EXERCISE TASK A: Reproduce the part of the image sensor passage that opens with the words containing "In FIG. 7, first, the" and closes with "the accumulation period.", keeping its wording and punctuation unchanged.

It should be noted that MEH-PPV is a p-type organic semiconductor, and [5,6]-PCBM is an n-type semiconductor, and that electrons of the exciton generated by light absorption are donated to [5,6]-PCBM through diffusion of the conduction band, and the holes are donated to MEH-PPV through the diffusion of the valence band. Thus, these are transmitted through the bands to the aluminum cathode 9 and the ITO anode 7, respectively.

This [5,6]-PCBM is a modified fullerene type, and has a very great electron mobility. Further, since the mixture with MEH-PPV that is an electron donating material can be employed, the separation and conveying of a pair of an electron and a hole can be effectively performed. Therefore, the photoelectric conversion efficiency is improved, and the manufacturing at a low cost can be performed.

The operation of the thus arranged image sensor 160 will now be described while referring to FIG. 7.

FIG. 7 is a circuit diagram showing the structure of one pixel of the image sensor 160 according to the first embodiment.

In FIG. 7, this arrangement includes: an operating amplifier 10, a capacitor 11, a reset switch 12, for resetting charges accumulated in the capacitor 11; and a read switch 13 to read a voltage value that is stored. The capacitor 11 is located between the inversion input terminal and the output terminal of the operating amplifier 10 so as to constitute an integrated circuit. Further, the operating amplifier 10 is so connected that the potential of the aluminum cathode 9 of the photoelectric converter 3 is Vref1 level, and the potential of the non-inversion input terminal of the operating amplifier 10 is Vref level (Vref1>Vref in this case). Furthermore, the ITO anode 7 of the photoelectric converter 3 is connected to the inversion input terminal of the operating amplifier 10 via the wiring 5.

It should be noted that only detection means of the drive circuit of the IC chip 4 is shown in FIG. 7. Since the conventionally known circuit can be employed for the portion of the signal charge reading means, this circuit is not shown.

In FIG. 7, first, the reset switch 12 is turned on to reset the capacitor 11. At this time, the output voltage of the operating amplifier 10 is Vref level.

Then, the reset switch 12 is turned off. At this time, when light enters the photoelectric converter 3 formed of an organic material, the light is converted into a photocurrent, and this photocurrent is transmitted via the ITO anode 7 and the wiring 5 to the IC chip 4 where the drive circuit is mounted. In the IC chip 4, the operating amplifier 10 performs the feedback via the capacitor 11, so that a potential difference at the two input terminals becomes 0, and the photocurrent is accumulated in the capacitor 11. Therefore, the output level of the operating amplifier 10 is changed from the Vref level in accordance with the amount of the photocurrent that is supplied, the capacitance of the capacitor 11 and the accumulation period.

When predetermined time has been reached, the read switch 13 is controlled, and the output of the operating amplifier 10 is sequentially read by the signal charge detection means of the IC chip 4. The timings to perform these operations are controlled by a shift register (not shown).

When the resetting, the storing and the reading operations described above are repeated, information for the individual pixels (the individual colors inside the pixels) can be obtained. According to this method, since the lines of the wiring 5 along which the photocurrent flows are constantly maintained at the Vref by the operating amplifier 10, the output potential of the operating amplifier 10 is not affected even when the capacitance is increased in consonance with the wiring 5.

EXERCISE TASK B: Transcribe, without any changes, the part of the records that opens with the line containing "group-band-spacer (22, 791, 48, 808)" and closes with the line containing "row-label: Pivampicillin (6, 435, 96, 455)", including both of those lines.

MATERIAL SHOWN:
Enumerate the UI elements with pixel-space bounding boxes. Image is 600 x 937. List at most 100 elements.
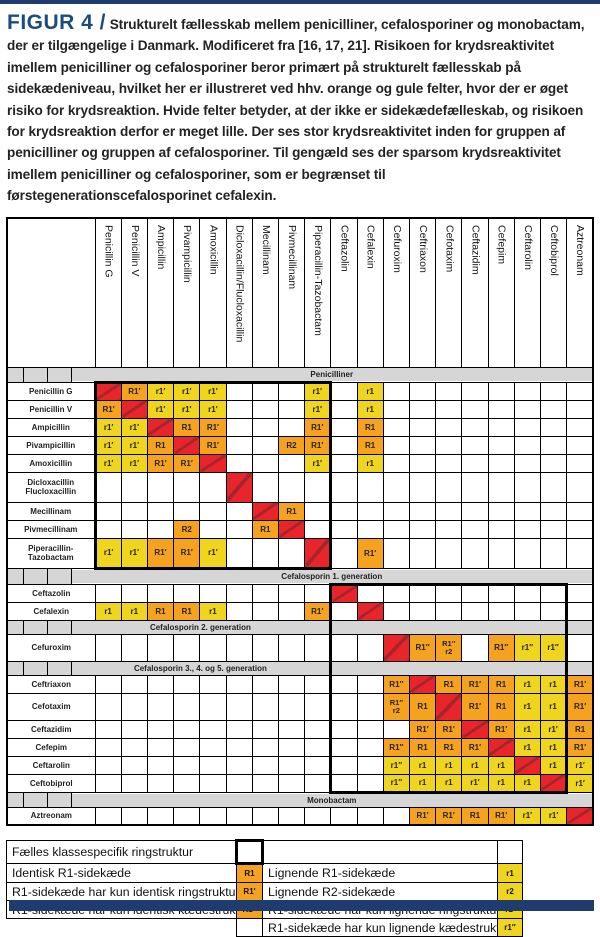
group-band-spacer (22, 791, 48, 808)
row-label: Aztreonam (6, 806, 96, 826)
column-header: Dicloxacillin/Flucloxacillin (225, 217, 253, 368)
row-label: Piperacillin- Tazobactam (6, 537, 96, 569)
matrix-cell (330, 501, 358, 521)
matrix-cell: R1′ (487, 806, 515, 826)
matrix-cell (356, 806, 384, 826)
matrix-cell (382, 501, 410, 521)
diagonal-self-cell (435, 692, 463, 721)
matrix-cell (146, 583, 175, 603)
matrix-cell (304, 674, 332, 694)
matrix-cell: r1 (435, 773, 463, 794)
matrix-cell (330, 417, 358, 437)
matrix-cell (251, 537, 279, 570)
matrix-cell: R1 (146, 601, 175, 621)
matrix-cell (93, 471, 122, 503)
diagonal-self-cell (225, 471, 253, 503)
legend-empty-label (262, 840, 498, 865)
matrix-cell: R1′ (408, 806, 437, 826)
matrix-cell: R2 (277, 435, 306, 455)
column-header: Mecillinam (251, 217, 279, 368)
row-label: Amoxicillin (6, 453, 96, 473)
matrix-cell (277, 773, 306, 793)
matrix-cell (566, 501, 594, 521)
matrix-cell (513, 453, 541, 473)
diagonal-self-cell (173, 435, 201, 455)
column-header-label: Dicloxacillin/Flucloxacillin (233, 224, 246, 342)
matrix-cell (251, 380, 279, 401)
matrix-cell (356, 773, 384, 794)
matrix-cell: R1′ (120, 380, 148, 401)
matrix-cell (330, 519, 358, 539)
row-label: Pivampicillin (6, 435, 96, 455)
matrix-cell (173, 583, 201, 603)
matrix-cell: R1′ (173, 537, 201, 570)
legend-section: Fælles klassespecifik ringstruktur Identi… (0, 839, 600, 937)
matrix-cell (329, 755, 358, 775)
matrix-cell (225, 501, 253, 521)
matrix-cell: R1′ (304, 435, 333, 455)
matrix-cell: r1 (408, 755, 437, 775)
matrix-cell (487, 471, 515, 503)
matrix-cell (199, 692, 227, 721)
matrix-cell (435, 471, 463, 503)
legend-table: Fælles klassespecifik ringstruktur Identi… (6, 839, 523, 937)
matrix-cell (120, 692, 148, 721)
matrix-cell (566, 633, 594, 662)
matrix-cell (225, 537, 253, 570)
group-band-spacer (46, 567, 72, 585)
column-header-label: Penicillin G (102, 224, 115, 278)
matrix-cell (120, 719, 148, 739)
matrix-cell (304, 773, 332, 793)
matrix-cell: R1″ r2 (435, 633, 463, 662)
group-band-spacer (46, 791, 72, 808)
group-band-spacer (46, 366, 72, 383)
legend-right-swatch: r1 (497, 863, 523, 884)
matrix-cell: r1′ (146, 380, 175, 401)
group-band-label: Cefalosporin 2. generation (70, 619, 332, 635)
matrix-cell (435, 501, 463, 521)
legend-right-label: Lignende R1-sidekæde (262, 863, 498, 884)
matrix-cell: r1 (513, 674, 541, 694)
matrix-cell: r1′ (199, 399, 227, 419)
matrix-cell (566, 417, 594, 437)
group-band-spacer (6, 660, 24, 676)
matrix-cell (120, 806, 148, 826)
matrix-cell: r1″ (382, 755, 410, 775)
matrix-cell: r1′ (566, 773, 594, 793)
matrix-cell: r1 (94, 601, 122, 621)
matrix-cell: R1′ (199, 417, 227, 437)
matrix-cell: R1′ (461, 692, 489, 721)
matrix-cell: R1 (173, 417, 201, 437)
column-header-label: Ceftazolin (338, 224, 351, 272)
matrix-cell: R1 (435, 674, 463, 694)
group-band-label: Monobactam (70, 791, 594, 808)
matrix-cell: r1′ (304, 453, 333, 473)
column-header: Cefalexin (356, 217, 384, 368)
matrix-cell (93, 501, 122, 521)
matrix-cell (487, 601, 515, 621)
row-label: Mecillinam (6, 501, 96, 521)
diagonal-self-cell (539, 773, 569, 794)
matrix-cell (277, 737, 306, 757)
row-label: Ceftazidim (6, 719, 96, 739)
diagonal-self-cell (146, 417, 175, 437)
matrix-cell (277, 674, 306, 694)
matrix-cell (461, 453, 489, 473)
matrix-cell (173, 719, 201, 739)
matrix-cell: r1′ (93, 537, 122, 570)
matrix-cell (356, 582, 384, 603)
matrix-cell (513, 601, 541, 621)
matrix-cell (251, 417, 279, 437)
matrix-cell (199, 719, 227, 739)
matrix-cell (513, 537, 541, 569)
matrix-cell: R1″ r2 (382, 692, 410, 721)
column-header: Piperacillin-Tazobactam (304, 217, 332, 368)
group-band-label: Cefalosporin 3., 4. og 5. generation (70, 660, 332, 676)
matrix-cell (120, 519, 148, 539)
matrix-cell (199, 519, 227, 539)
matrix-cell: r1 (199, 601, 227, 621)
matrix-cell (408, 471, 437, 503)
matrix-cell (461, 582, 489, 603)
matrix-cell: r1 (487, 755, 515, 775)
column-header-label: Piperacillin-Tazobactam (312, 224, 325, 336)
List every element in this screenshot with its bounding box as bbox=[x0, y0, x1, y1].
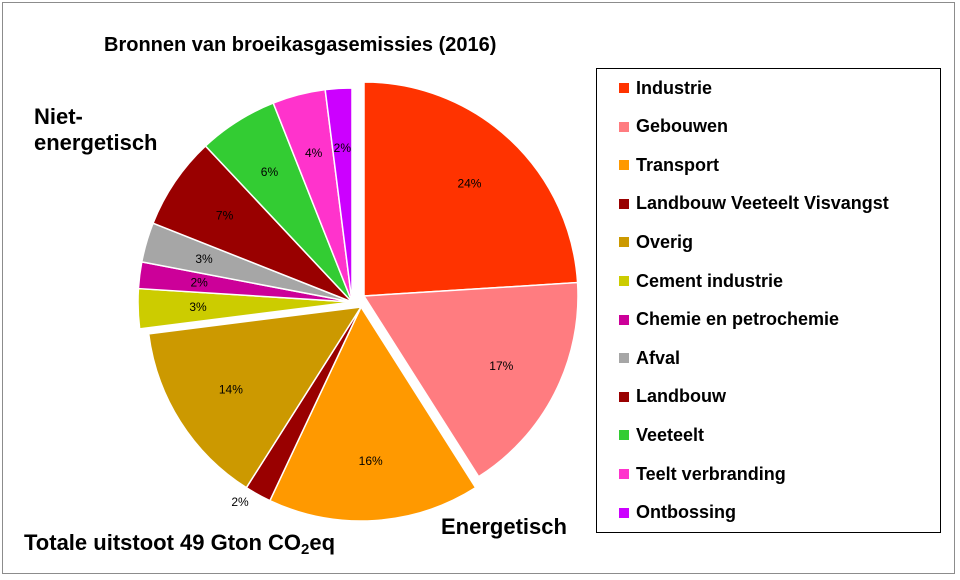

EXERCISE ANSWER A:
In FIG. 7, first, the reset switch 12 is turned on to reset the capacitor 11. At this time, the output voltage of the operating amplifier 10 is Vref level.

Then, the reset switch 12 is turned off. At this time, when light enters the photoelectric converter 3 formed of an organic material, the light is converted into a photocurrent, and this photocurrent is transmitted via the ITO anode 7 and the wiring 5 to the IC chip 4 where the drive circuit is mounted. In the IC chip 4, the operating amplifier 10 performs the feedback via the capacitor 11, so that a potential difference at the two input terminals becomes 0, and the photocurrent is accumulated in the capacitor 11. Therefore, the output level of the operating amplifier 10 is changed from the Vref level in accordance with the amount of the photocurrent that is supplied, the capacitance of the capacitor 11 and the accumulation period.

EXERCISE ANSWER B:
group-band-spacer (22, 791, 48, 808)
row-label: Aztreonam (6, 806, 96, 826)
column-header: Dicloxacillin/Flucloxacillin (225, 217, 253, 368)
row-label: Piperacillin- Tazobactam (6, 537, 96, 569)
matrix-cell (330, 501, 358, 521)
matrix-cell: R1′ (487, 806, 515, 826)
matrix-cell (356, 806, 384, 826)
matrix-cell (382, 501, 410, 521)
diagonal-self-cell (435, 692, 463, 721)
matrix-cell (146, 583, 175, 603)
matrix-cell (304, 674, 332, 694)
matrix-cell: r1 (435, 773, 463, 794)
matrix-cell (330, 417, 358, 437)
matrix-cell (251, 537, 279, 570)
matrix-cell: R1 (146, 601, 175, 621)
matrix-cell (93, 471, 122, 503)
diagonal-self-cell (225, 471, 253, 503)
legend-empty-label (262, 840, 498, 865)
matrix-cell: R1′ (408, 806, 437, 826)
matrix-cell: R2 (277, 435, 306, 455)
column-header: Mecillinam (251, 217, 279, 368)
row-label: Amoxicillin (6, 453, 96, 473)
matrix-cell (277, 773, 306, 793)
matrix-cell (566, 501, 594, 521)
matrix-cell (513, 453, 541, 473)
diagonal-self-cell (173, 435, 201, 455)
column-header-label: Dicloxacillin/Flucloxacillin (233, 224, 246, 342)
matrix-cell (251, 380, 279, 401)
matrix-cell (356, 773, 384, 794)
matrix-cell: R1′ (120, 380, 148, 401)
matrix-cell (330, 519, 358, 539)
row-label: Pivampicillin (6, 435, 96, 455)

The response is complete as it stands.